GIVEN INSTRUCTION: Extract the complete listing and output it unchanged.

DATA FOR THIS TASK:
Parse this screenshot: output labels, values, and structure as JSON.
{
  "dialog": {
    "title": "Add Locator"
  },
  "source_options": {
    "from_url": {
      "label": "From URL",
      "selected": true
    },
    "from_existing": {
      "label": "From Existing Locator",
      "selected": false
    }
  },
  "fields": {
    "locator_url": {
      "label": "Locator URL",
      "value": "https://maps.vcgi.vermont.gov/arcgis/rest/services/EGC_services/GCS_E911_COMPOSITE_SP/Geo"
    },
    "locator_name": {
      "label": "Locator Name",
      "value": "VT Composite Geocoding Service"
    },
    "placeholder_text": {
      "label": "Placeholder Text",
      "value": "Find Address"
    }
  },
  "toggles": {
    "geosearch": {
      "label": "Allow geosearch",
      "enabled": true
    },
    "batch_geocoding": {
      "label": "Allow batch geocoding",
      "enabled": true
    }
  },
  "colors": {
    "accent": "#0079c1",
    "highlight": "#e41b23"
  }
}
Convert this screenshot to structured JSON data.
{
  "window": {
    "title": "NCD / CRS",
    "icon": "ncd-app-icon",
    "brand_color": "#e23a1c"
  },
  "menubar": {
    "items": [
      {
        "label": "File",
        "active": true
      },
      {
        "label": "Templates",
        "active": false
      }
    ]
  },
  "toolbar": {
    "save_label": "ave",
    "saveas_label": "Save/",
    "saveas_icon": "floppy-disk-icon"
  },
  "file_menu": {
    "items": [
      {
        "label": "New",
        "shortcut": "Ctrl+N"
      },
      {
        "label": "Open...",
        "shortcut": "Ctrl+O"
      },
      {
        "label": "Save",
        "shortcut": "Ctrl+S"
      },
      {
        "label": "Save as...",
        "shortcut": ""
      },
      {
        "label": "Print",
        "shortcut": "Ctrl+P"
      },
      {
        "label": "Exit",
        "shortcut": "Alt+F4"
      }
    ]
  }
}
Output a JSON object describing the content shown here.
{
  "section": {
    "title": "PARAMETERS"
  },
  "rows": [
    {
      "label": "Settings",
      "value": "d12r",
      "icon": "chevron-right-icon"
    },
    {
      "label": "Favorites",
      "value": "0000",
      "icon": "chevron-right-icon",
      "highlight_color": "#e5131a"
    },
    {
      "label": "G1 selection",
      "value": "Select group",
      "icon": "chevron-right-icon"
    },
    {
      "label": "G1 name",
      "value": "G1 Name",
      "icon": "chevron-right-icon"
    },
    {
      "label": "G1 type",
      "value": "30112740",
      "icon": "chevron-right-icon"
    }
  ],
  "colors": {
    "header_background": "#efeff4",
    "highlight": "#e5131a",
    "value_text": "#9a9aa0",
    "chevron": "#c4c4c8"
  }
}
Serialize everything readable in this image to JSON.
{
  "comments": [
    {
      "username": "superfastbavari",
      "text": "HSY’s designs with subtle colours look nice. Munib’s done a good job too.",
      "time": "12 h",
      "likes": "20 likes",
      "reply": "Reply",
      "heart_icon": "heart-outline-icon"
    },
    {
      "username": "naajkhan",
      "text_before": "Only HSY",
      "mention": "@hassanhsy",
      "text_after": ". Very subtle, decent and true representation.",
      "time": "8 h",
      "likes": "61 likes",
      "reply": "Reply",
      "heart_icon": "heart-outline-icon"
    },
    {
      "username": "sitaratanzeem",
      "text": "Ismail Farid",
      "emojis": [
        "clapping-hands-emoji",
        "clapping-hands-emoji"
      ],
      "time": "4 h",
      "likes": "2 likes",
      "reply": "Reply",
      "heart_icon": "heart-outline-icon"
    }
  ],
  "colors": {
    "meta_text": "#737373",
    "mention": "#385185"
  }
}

SOLUTION TO THIS TASK:
Parse this screenshot: output labels, values, and structure as JSON.
{
  "dialog": {
    "title": "Add Locator"
  },
  "source_options": {
    "from_url": {
      "label": "From URL",
      "selected": true
    },
    "from_existing": {
      "label": "From Existing Locator",
      "selected": false
    }
  },
  "fields": {
    "locator_url": {
      "label": "Locator URL",
      "value": "https://maps.vcgi.vermont.gov/arcgis/rest/services/EGC_services/GCS_E911_COMPOSITE_SP/Geo"
    },
    "locator_name": {
      "label": "Locator Name",
      "value": "VT Composite Geocoding Service"
    },
    "placeholder_text": {
      "label": "Placeholder Text",
      "value": "Find Address"
    }
  },
  "toggles": {
    "geosearch": {
      "label": "Allow geosearch",
      "enabled": true
    },
    "batch_geocoding": {
      "label": "Allow batch geocoding",
      "enabled": true
    }
  },
  "colors": {
    "accent": "#0079c1",
    "highlight": "#e41b23"
  }
}
Convert this screenshot to structured JSON data.
{
  "window": {
    "title": "NCD / CRS",
    "icon": "ncd-app-icon",
    "brand_color": "#e23a1c"
  },
  "menubar": {
    "items": [
      {
        "label": "File",
        "active": true
      },
      {
        "label": "Templates",
        "active": false
      }
    ]
  },
  "toolbar": {
    "save_label": "ave",
    "saveas_label": "Save/",
    "saveas_icon": "floppy-disk-icon"
  },
  "file_menu": {
    "items": [
      {
        "label": "New",
        "shortcut": "Ctrl+N"
      },
      {
        "label": "Open...",
        "shortcut": "Ctrl+O"
      },
      {
        "label": "Save",
        "shortcut": "Ctrl+S"
      },
      {
        "label": "Save as...",
        "shortcut": ""
      },
      {
        "label": "Print",
        "shortcut": "Ctrl+P"
      },
      {
        "label": "Exit",
        "shortcut": "Alt+F4"
      }
    ]
  }
}
Output a JSON object describing the content shown here.
{
  "section": {
    "title": "PARAMETERS"
  },
  "rows": [
    {
      "label": "Settings",
      "value": "d12r",
      "icon": "chevron-right-icon"
    },
    {
      "label": "Favorites",
      "value": "0000",
      "icon": "chevron-right-icon",
      "highlight_color": "#e5131a"
    },
    {
      "label": "G1 selection",
      "value": "Select group",
      "icon": "chevron-right-icon"
    },
    {
      "label": "G1 name",
      "value": "G1 Name",
      "icon": "chevron-right-icon"
    },
    {
      "label": "G1 type",
      "value": "30112740",
      "icon": "chevron-right-icon"
    }
  ],
  "colors": {
    "header_background": "#efeff4",
    "highlight": "#e5131a",
    "value_text": "#9a9aa0",
    "chevron": "#c4c4c8"
  }
}
Serialize everything readable in this image to JSON.
{
  "comments": [
    {
      "username": "superfastbavari",
      "text": "HSY’s designs with subtle colours look nice. Munib’s done a good job too.",
      "time": "12 h",
      "likes": "20 likes",
      "reply": "Reply",
      "heart_icon": "heart-outline-icon"
    },
    {
      "username": "naajkhan",
      "text_before": "Only HSY",
      "mention": "@hassanhsy",
      "text_after": ". Very subtle, decent and true representation.",
      "time": "8 h",
      "likes": "61 likes",
      "reply": "Reply",
      "heart_icon": "heart-outline-icon"
    },
    {
      "username": "sitaratanzeem",
      "text": "Ismail Farid",
      "emojis": [
        "clapping-hands-emoji",
        "clapping-hands-emoji"
      ],
      "time": "4 h",
      "likes": "2 likes",
      "reply": "Reply",
      "heart_icon": "heart-outline-icon"
    }
  ],
  "colors": {
    "meta_text": "#737373",
    "mention": "#385185"
  }
}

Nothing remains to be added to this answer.